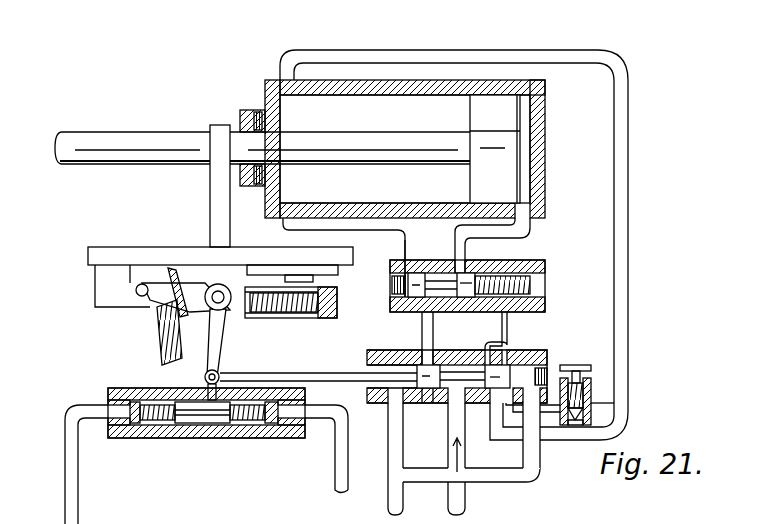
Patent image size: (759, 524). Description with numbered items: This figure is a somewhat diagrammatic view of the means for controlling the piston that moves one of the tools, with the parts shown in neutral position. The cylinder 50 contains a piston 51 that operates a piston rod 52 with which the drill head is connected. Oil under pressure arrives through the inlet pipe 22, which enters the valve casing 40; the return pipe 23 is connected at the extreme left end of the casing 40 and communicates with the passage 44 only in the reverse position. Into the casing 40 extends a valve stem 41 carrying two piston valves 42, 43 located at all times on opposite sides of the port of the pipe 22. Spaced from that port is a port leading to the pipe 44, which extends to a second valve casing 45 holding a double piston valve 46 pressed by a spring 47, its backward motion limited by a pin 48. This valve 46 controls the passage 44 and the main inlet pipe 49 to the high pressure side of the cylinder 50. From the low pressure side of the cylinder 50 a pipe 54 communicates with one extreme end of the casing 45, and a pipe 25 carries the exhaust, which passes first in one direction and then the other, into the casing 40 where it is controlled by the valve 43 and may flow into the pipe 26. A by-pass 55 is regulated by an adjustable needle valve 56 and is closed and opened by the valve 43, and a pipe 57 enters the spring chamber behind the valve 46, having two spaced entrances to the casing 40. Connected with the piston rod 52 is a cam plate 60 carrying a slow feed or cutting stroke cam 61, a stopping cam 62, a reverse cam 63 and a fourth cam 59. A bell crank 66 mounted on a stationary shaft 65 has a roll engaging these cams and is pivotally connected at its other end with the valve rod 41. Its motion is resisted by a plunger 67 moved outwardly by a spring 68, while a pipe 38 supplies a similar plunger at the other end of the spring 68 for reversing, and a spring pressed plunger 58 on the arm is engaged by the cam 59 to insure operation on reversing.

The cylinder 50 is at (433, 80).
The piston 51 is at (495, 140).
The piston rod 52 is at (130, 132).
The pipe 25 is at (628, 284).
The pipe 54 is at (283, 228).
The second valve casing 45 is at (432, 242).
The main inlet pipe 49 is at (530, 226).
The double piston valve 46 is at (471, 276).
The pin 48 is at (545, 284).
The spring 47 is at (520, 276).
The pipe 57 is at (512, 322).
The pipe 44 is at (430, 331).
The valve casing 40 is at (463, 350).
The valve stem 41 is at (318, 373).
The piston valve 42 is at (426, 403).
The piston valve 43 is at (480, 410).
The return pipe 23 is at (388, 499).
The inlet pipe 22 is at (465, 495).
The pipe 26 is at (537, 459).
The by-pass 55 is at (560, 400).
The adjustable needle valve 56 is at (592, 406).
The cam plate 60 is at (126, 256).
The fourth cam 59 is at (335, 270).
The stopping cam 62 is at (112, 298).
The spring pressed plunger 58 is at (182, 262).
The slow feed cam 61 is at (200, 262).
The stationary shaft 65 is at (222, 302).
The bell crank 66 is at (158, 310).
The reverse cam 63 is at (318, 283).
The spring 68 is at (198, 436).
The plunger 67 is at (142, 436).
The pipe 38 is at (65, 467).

...

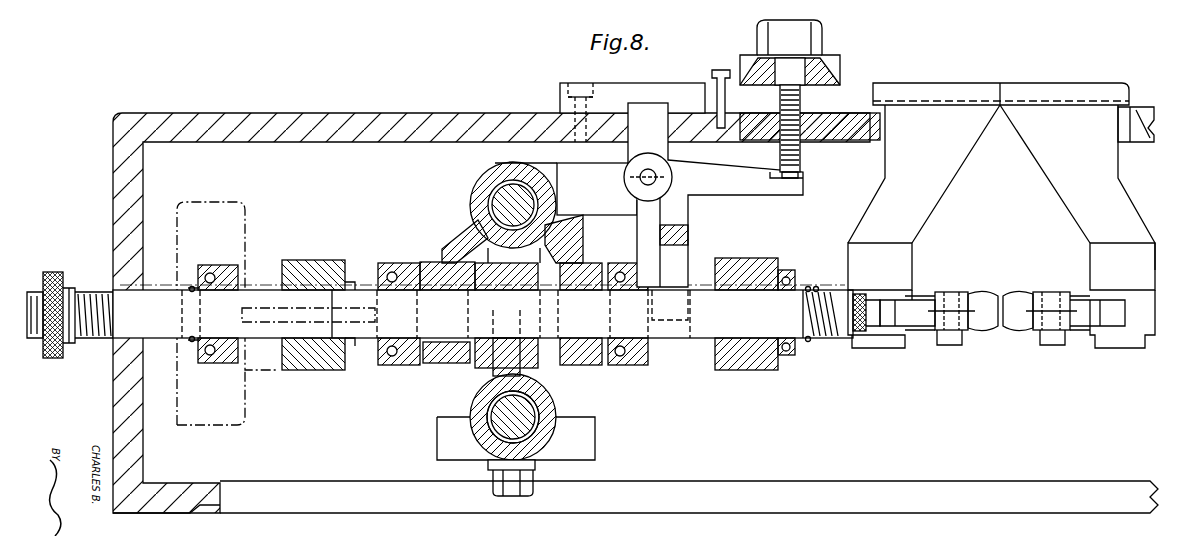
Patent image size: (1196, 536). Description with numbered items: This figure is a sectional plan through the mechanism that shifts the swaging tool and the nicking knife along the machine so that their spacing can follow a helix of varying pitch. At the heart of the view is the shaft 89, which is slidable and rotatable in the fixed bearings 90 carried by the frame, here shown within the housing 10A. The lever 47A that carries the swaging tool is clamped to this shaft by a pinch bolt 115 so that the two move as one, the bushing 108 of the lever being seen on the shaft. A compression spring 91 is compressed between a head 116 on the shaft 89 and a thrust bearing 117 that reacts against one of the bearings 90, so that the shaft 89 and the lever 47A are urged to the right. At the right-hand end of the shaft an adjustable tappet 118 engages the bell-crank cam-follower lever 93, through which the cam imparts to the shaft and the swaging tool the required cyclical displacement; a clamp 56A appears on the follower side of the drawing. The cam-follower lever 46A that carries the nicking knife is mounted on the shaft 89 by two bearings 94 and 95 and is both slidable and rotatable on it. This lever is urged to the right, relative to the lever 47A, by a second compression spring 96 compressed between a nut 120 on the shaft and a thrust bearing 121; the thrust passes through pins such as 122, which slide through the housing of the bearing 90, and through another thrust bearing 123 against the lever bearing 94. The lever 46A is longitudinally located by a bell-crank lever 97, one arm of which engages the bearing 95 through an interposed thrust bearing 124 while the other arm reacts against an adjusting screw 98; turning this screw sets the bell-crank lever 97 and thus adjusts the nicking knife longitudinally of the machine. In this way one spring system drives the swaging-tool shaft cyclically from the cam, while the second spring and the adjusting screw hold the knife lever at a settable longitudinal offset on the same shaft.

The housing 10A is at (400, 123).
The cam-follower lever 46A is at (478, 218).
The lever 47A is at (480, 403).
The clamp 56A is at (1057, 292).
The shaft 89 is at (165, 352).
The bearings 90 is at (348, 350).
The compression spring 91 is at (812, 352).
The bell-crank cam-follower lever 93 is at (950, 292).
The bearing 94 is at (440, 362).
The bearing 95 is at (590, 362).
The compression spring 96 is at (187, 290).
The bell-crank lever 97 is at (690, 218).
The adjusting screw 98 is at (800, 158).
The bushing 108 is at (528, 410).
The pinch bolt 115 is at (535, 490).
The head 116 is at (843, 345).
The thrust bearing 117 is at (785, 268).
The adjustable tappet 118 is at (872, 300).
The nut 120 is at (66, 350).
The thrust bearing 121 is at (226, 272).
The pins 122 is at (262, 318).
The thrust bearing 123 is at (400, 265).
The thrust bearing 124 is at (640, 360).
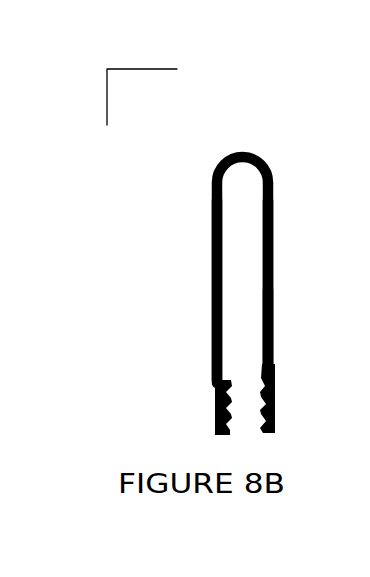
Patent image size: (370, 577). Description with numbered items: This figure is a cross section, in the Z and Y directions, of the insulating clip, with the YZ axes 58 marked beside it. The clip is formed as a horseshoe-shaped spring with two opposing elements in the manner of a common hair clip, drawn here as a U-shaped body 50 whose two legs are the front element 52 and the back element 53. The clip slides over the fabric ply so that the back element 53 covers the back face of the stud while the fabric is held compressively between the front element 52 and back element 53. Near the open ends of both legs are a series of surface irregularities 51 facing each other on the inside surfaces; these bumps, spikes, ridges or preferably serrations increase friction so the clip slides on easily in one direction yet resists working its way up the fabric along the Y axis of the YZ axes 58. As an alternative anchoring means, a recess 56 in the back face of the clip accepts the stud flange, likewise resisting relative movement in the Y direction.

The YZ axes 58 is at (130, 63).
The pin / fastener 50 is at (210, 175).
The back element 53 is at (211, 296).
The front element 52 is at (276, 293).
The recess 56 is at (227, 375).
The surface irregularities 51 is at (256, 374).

* * *

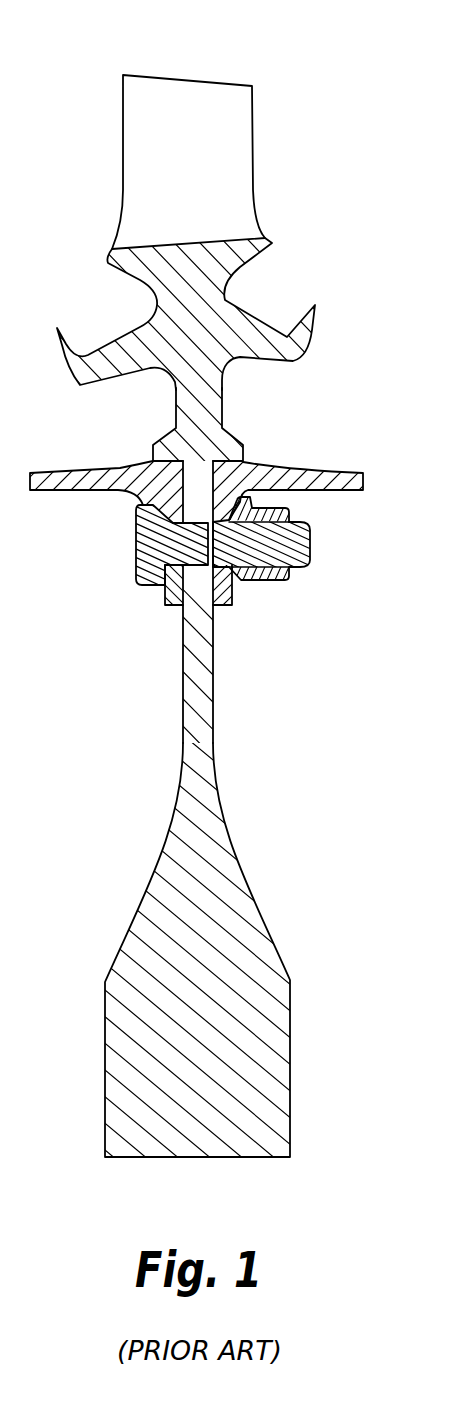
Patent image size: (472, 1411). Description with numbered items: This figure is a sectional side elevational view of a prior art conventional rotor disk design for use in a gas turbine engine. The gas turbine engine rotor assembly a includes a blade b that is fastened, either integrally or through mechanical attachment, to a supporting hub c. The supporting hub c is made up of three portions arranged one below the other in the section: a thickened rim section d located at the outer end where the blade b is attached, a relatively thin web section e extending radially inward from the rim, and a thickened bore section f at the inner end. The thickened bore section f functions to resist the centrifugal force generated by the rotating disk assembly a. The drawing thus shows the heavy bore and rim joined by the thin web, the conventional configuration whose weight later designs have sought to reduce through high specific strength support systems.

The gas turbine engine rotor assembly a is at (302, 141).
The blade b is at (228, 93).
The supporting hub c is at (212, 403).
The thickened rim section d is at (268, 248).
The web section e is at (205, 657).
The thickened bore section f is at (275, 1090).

#### [Task instructions]
Rewrite the listing starting with the line that contains "Patent image size: (370, 577)." and going on through the line that contains "The surface irregularities", changing "horseshoe-shaped" to "U-shaped" and leaving everything else the same.

#### [Solution below]
Patent image size: (370, 577). Description with numbered items: This figure is a cross section, in the Z and Y directions, of the insulating clip, with the YZ axes 58 marked beside it. The clip is formed as a U-shaped spring with two opposing elements in the manner of a common hair clip, drawn here as a U-shaped body 50 whose two legs are the front element 52 and the back element 53. The clip slides over the fabric ply so that the back element 53 covers the back face of the stud while the fabric is held compressively between the front element 52 and back element 53. Near the open ends of both legs are a series of surface irregularities 51 facing each other on the inside surfaces; these bumps, spikes, ridges or preferably serrations increase friction so the clip slides on easily in one direction yet resists working its way up the fabric along the Y axis of the YZ axes 58. As an alternative anchoring means, a recess 56 in the back face of the clip accepts the stud flange, likewise resisting relative movement in the Y direction.

The YZ axes 58 is at (130, 63).
The pin / fastener 50 is at (210, 175).
The back element 53 is at (211, 296).
The front element 52 is at (276, 293).
The recess 56 is at (227, 375).
The surface irregularities 51 is at (256, 374).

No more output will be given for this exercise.